AIM OF THE TASK – Reproduce all records verbatim.
-- begin PROVIDED DATA --
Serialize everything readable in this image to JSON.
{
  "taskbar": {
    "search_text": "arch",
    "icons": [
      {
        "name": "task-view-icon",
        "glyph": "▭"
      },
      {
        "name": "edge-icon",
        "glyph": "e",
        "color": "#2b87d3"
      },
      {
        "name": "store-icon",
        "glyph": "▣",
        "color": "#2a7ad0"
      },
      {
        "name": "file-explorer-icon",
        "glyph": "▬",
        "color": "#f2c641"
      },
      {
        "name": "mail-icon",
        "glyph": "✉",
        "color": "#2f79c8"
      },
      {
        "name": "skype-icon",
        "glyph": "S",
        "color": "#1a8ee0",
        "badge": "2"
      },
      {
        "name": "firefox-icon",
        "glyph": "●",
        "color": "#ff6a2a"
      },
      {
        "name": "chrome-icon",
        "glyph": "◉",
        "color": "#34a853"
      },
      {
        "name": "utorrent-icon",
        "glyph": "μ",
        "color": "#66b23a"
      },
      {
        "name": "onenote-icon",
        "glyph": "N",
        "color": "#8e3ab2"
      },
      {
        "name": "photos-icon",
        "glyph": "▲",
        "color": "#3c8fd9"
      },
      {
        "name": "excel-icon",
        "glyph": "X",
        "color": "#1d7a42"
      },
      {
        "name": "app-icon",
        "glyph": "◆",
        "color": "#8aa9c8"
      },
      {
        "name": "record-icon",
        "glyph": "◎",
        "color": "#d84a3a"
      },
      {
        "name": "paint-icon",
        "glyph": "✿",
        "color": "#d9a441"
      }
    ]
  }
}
-- end PROVIDED DATA --
EXERCISE RESPONSE –
Serialize everything readable in this image to JSON.
{
  "taskbar": {
    "search_text": "arch",
    "icons": [
      {
        "name": "task-view-icon",
        "glyph": "▭"
      },
      {
        "name": "edge-icon",
        "glyph": "e",
        "color": "#2b87d3"
      },
      {
        "name": "store-icon",
        "glyph": "▣",
        "color": "#2a7ad0"
      },
      {
        "name": "file-explorer-icon",
        "glyph": "▬",
        "color": "#f2c641"
      },
      {
        "name": "mail-icon",
        "glyph": "✉",
        "color": "#2f79c8"
      },
      {
        "name": "skype-icon",
        "glyph": "S",
        "color": "#1a8ee0",
        "badge": "2"
      },
      {
        "name": "firefox-icon",
        "glyph": "●",
        "color": "#ff6a2a"
      },
      {
        "name": "chrome-icon",
        "glyph": "◉",
        "color": "#34a853"
      },
      {
        "name": "utorrent-icon",
        "glyph": "μ",
        "color": "#66b23a"
      },
      {
        "name": "onenote-icon",
        "glyph": "N",
        "color": "#8e3ab2"
      },
      {
        "name": "photos-icon",
        "glyph": "▲",
        "color": "#3c8fd9"
      },
      {
        "name": "excel-icon",
        "glyph": "X",
        "color": "#1d7a42"
      },
      {
        "name": "app-icon",
        "glyph": "◆",
        "color": "#8aa9c8"
      },
      {
        "name": "record-icon",
        "glyph": "◎",
        "color": "#d84a3a"
      },
      {
        "name": "paint-icon",
        "glyph": "✿",
        "color": "#d9a441"
      }
    ]
  }
}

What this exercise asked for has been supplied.